**READING PASSAGE**
Eventually I changed jobs and saw more and more problems come up that needed solutions.  Call Detail Records that needed reporting without the money for a professional product. I wrote (struggled through) a Perl script to search and spit out call records.  Would not win any programming competitions but it got the job and I felt good about it.  At the end of the day though it was still a struggle to write and I never fully felt like I *got* Perl.  Fast forward another year or so without any real scripting and more problems/challenges were starting to present themselves.  Requirements to push out changes to 450 remote sites, each of which has different IP addressing or requirements. Doing it manually would take an enormous amount of man hours (even at 5 minutes per location, that’s almost an entire full 40 hour work week, and no one actually had a full work week to dedicate to this. Not to mention it’s mind numbingly boring and open to error).  There was no software we owned(or that I found) that would accomplish what I was looking to do so I searched to see what other programming options were out there, and I discovered Python.  It was actually a two part Google Python class on Youtube.  It immediately clicked with me. It made sense, seemed easy and I was able to jump right in.  I was by no means an expert from the start, and still am not, but the amount of resources available on the Internet for Python, and the way the language worked just made sense to me.  Since those two videos I’ve gotten deep into Python and it’s allowed me to build the script this blog post is about.

 

The Problem

This project had four possible templates that could be applied to a site depending on which types of connectivity were available at each site(DMVPN with broadband, DMVPN with cellular, T1, and a combination of those).  Each site was identified by a unique number, and had a corresponding IP scheme.  For example site 123 might have an IP address scheme 10.1.23.0/24, which was then broken down into smaller subnets.  Another difference was the number of hosts each site had that were controlled by access lists.  One site may have 2 servers that needed to be controlled by an ACL, while another may have 3 or 4, each with different IP addresses. Since each site was unique, it wasn’t as easy as using our normal change deployment tool to push out a single change everywhere

 

The Script

Without diving into every line of the script I’ll give you some of the pseudocode and key functions/modules. If you want to know more about how any one piece works feel free to contact me.

**WRITTEN INSTRUCTION**
Write the next part of the blog post about the Python script for the 450-site network rollout, picking up after its last sentence.

Listings of boxed layout items:
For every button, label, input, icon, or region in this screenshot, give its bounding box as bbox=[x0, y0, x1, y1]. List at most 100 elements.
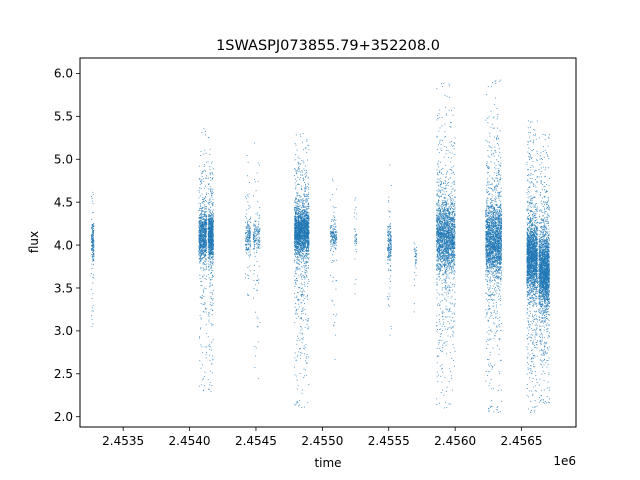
data-point bbox=[390, 239, 392, 241]
data-point bbox=[294, 357, 296, 359]
data-point bbox=[333, 240, 334, 242]
data-point bbox=[211, 228, 213, 230]
data-point bbox=[199, 252, 201, 254]
data-point bbox=[256, 242, 258, 244]
data-point bbox=[330, 246, 332, 248]
data-point bbox=[200, 220, 202, 222]
data-point bbox=[297, 156, 299, 158]
data-point bbox=[256, 237, 258, 239]
data-point bbox=[198, 229, 200, 230]
data-point bbox=[199, 232, 201, 233]
data-point bbox=[305, 254, 306, 256]
data-point bbox=[201, 234, 203, 236]
data-point bbox=[247, 161, 249, 163]
data-point bbox=[209, 173, 211, 175]
data-point bbox=[307, 235, 309, 237]
data-point bbox=[332, 218, 334, 220]
data-point bbox=[204, 307, 206, 309]
data-point bbox=[212, 243, 214, 245]
data-point bbox=[201, 235, 203, 236]
data-point bbox=[212, 263, 213, 265]
data-point bbox=[304, 232, 305, 234]
data-point bbox=[413, 303, 415, 305]
data-point bbox=[301, 223, 302, 224]
data-point bbox=[299, 243, 301, 245]
data-point bbox=[308, 192, 310, 194]
data-point bbox=[202, 221, 204, 223]
data-point bbox=[307, 228, 308, 230]
data-point bbox=[389, 211, 391, 213]
data-point bbox=[295, 254, 296, 256]
data-point bbox=[297, 239, 299, 241]
data-point bbox=[353, 216, 355, 218]
data-point bbox=[200, 209, 202, 211]
data-point bbox=[212, 239, 213, 241]
data-point bbox=[301, 242, 303, 244]
data-point bbox=[200, 250, 202, 252]
data-point bbox=[211, 239, 212, 241]
data-point bbox=[298, 216, 300, 218]
data-point bbox=[294, 207, 296, 209]
data-point bbox=[305, 215, 307, 217]
data-point bbox=[303, 205, 305, 207]
data-point bbox=[201, 298, 203, 300]
data-point bbox=[202, 276, 204, 278]
data-point bbox=[298, 212, 300, 214]
data-point bbox=[306, 257, 308, 259]
data-point bbox=[210, 390, 212, 392]
data-point bbox=[247, 244, 249, 246]
data-point bbox=[415, 254, 417, 256]
data-point bbox=[212, 230, 214, 232]
data-point bbox=[335, 315, 337, 317]
data-point bbox=[332, 228, 334, 230]
data-point bbox=[299, 232, 301, 234]
data-point bbox=[248, 240, 250, 242]
data-point bbox=[302, 247, 304, 248]
data-point bbox=[303, 223, 305, 224]
data-point bbox=[257, 227, 259, 229]
data-point bbox=[204, 196, 206, 197]
data-point bbox=[306, 356, 308, 358]
data-point bbox=[208, 254, 210, 255]
data-point bbox=[304, 229, 306, 231]
data-point bbox=[198, 210, 200, 212]
data-point bbox=[296, 245, 298, 247]
data-point bbox=[210, 231, 212, 233]
data-point bbox=[388, 244, 390, 246]
data-point bbox=[208, 218, 210, 220]
data-point bbox=[306, 374, 307, 376]
data-point bbox=[294, 293, 295, 295]
data-point bbox=[92, 246, 94, 248]
data-point bbox=[296, 224, 298, 226]
data-point bbox=[200, 229, 202, 231]
data-point bbox=[298, 214, 300, 216]
data-point bbox=[296, 245, 297, 247]
data-point bbox=[202, 230, 204, 231]
data-point bbox=[258, 231, 260, 233]
data-point bbox=[295, 273, 296, 275]
data-point bbox=[201, 230, 203, 232]
data-point bbox=[211, 349, 212, 351]
data-point bbox=[300, 235, 301, 237]
data-point bbox=[294, 230, 296, 231]
data-point bbox=[202, 263, 204, 265]
data-point bbox=[388, 239, 390, 241]
data-point bbox=[212, 243, 214, 245]
data-point bbox=[297, 228, 299, 230]
data-point bbox=[300, 209, 302, 211]
data-point bbox=[299, 223, 301, 225]
data-point bbox=[246, 226, 248, 228]
data-point bbox=[205, 199, 207, 201]
data-point bbox=[247, 249, 248, 251]
data-point bbox=[245, 237, 247, 239]
data-point bbox=[301, 271, 303, 273]
data-point bbox=[258, 243, 260, 245]
data-point bbox=[93, 230, 94, 232]
data-point bbox=[207, 234, 209, 236]
data-point bbox=[306, 201, 308, 203]
data-point bbox=[298, 237, 300, 239]
data-point bbox=[334, 358, 336, 360]
data-point bbox=[302, 223, 304, 225]
data-point bbox=[257, 201, 259, 203]
data-point bbox=[211, 230, 212, 232]
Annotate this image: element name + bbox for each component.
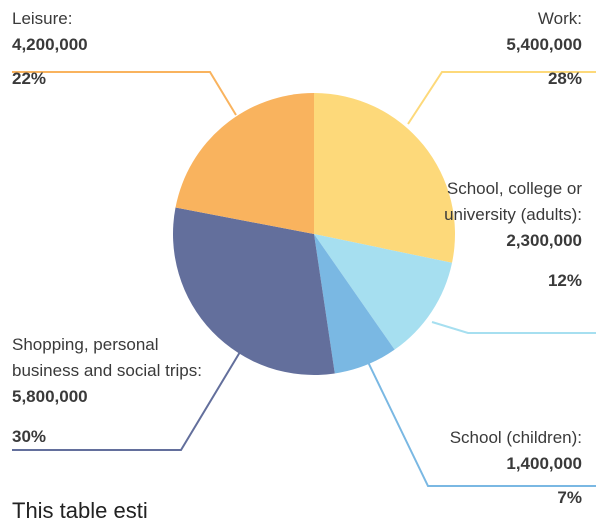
label-school-adults-name: School, college or university (adults): [444, 179, 582, 224]
pie-slices [172, 93, 455, 375]
label-leisure: Leisure: 4,200,000 22% [12, 6, 88, 92]
label-work-value: 5,400,000 [506, 35, 582, 54]
label-work-name: Work: [537, 9, 582, 28]
label-school-adults-percent: 12% [547, 271, 582, 290]
label-shopping-percent: 30% [12, 427, 47, 446]
label-work-percent: 28% [547, 69, 582, 88]
label-leisure-name: Leisure: [12, 9, 73, 28]
leader-line-shopping [12, 351, 241, 451]
label-school-adults-value: 2,300,000 [506, 231, 582, 250]
footer-text: This table esti [12, 498, 148, 523]
label-school-adults: School, college or university (adults): … [422, 176, 582, 294]
label-work: Work: 5,400,000 28% [506, 6, 582, 92]
label-school-children: School (children): 1,400,000 7% [450, 425, 582, 511]
leader-line-work [407, 71, 596, 125]
label-shopping-value: 5,800,000 [12, 387, 88, 406]
label-school-children-value: 1,400,000 [506, 454, 582, 473]
pie-slice-school-children [314, 234, 395, 374]
pie-slice-shopping [172, 207, 335, 375]
leader-line-school-adults [431, 321, 596, 334]
label-shopping-name: Shopping, personal business and social t… [12, 335, 202, 380]
leader-lines [12, 71, 596, 487]
pie-slice-school-adults [314, 234, 453, 350]
pie-slice-leisure [175, 93, 314, 234]
label-school-children-percent: 7% [557, 488, 582, 507]
label-leisure-percent: 22% [12, 69, 47, 88]
label-shopping: Shopping, personal business and social t… [12, 332, 202, 450]
label-school-children-name: School (children): [449, 428, 582, 447]
leader-line-school-children [367, 361, 596, 487]
pie-slice-work [314, 93, 455, 263]
label-leisure-value: 4,200,000 [12, 35, 88, 54]
leader-line-leisure [12, 71, 237, 116]
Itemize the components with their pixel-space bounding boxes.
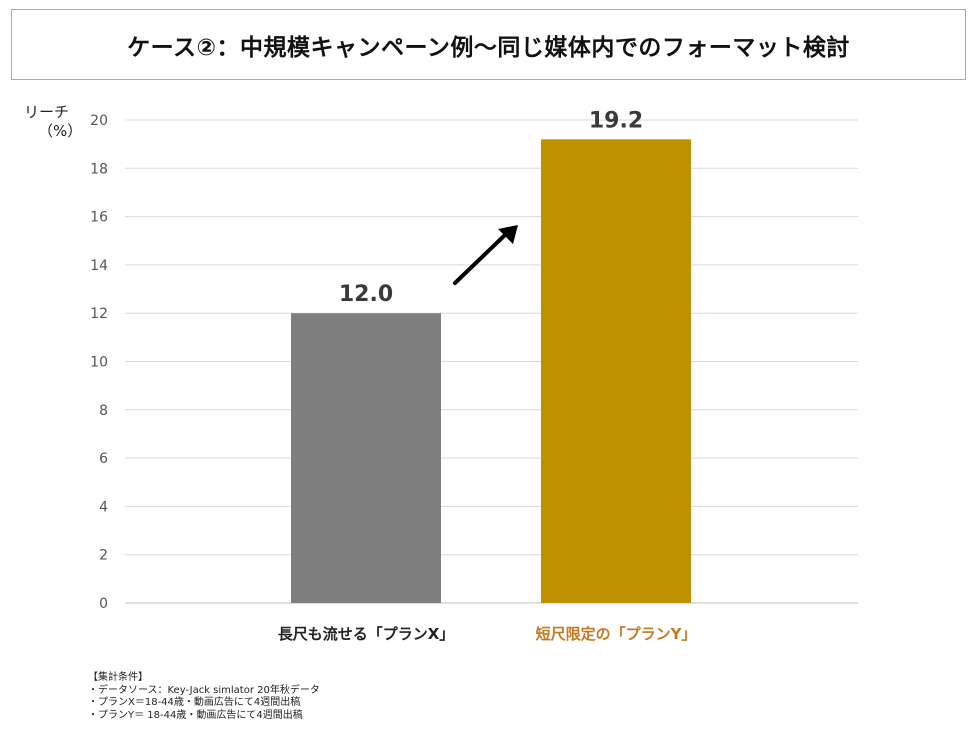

**OUTPUT BELOW**
Input

Prior to this project starting we already had an Excel file that contained every site, with subnets and IP addressing broken out across a number of different columns, almost 30 in total. In the past this was used mostly for reference and documentation, but would serve as the key input for my script to work.The excel file had a header row of variable names in brackets like [Loopback0] or [DataVlanGW]. Every other row below that is associated with a single site, identified by a unique site ID in one of the columns.  I added a new column to this spreadsheet called “TemplateID”. This column had a possible value of 1 – 4, each number corresponding to a certain configuration template.Other columns are things like site id, loopback address ,gateways, subnet masks, etc.  Filling this spreadsheet out initially was a manual process but it’s important to remember that it’s a one time effort to fill it out.  Once you have this it becomes very powerful for future applications.  I exported this from Excel to a CSV and then copied it to our linux server where I’d be building the Python script. Here’s a snippet of what the Excel headers look like:

excel

Templates

I had four possible Templates I’d be using.  I built the entire router configuration in Notepad++ and replaced any piece of the config that would differ between stores with a variable name in brackets. In the example below I’m using the variable [Loopback0], which is also a column in the spreadsheet:

interface Loopback0

description Network Management

Interface ip address [Loopback0] 255.255.255.255

no shut

exit

So, four of these templates, each slightly different and then saved as Template#.conf in a directory.

templates

You’ll notice there are more than four templates here, one ‘a’ template, and one ‘b’ template.  This was because we had two different router models(2800 and 2900), each of which had slightly different interfaces and IPS configuration.  In my script I check the model of the router and choose the appropriate template.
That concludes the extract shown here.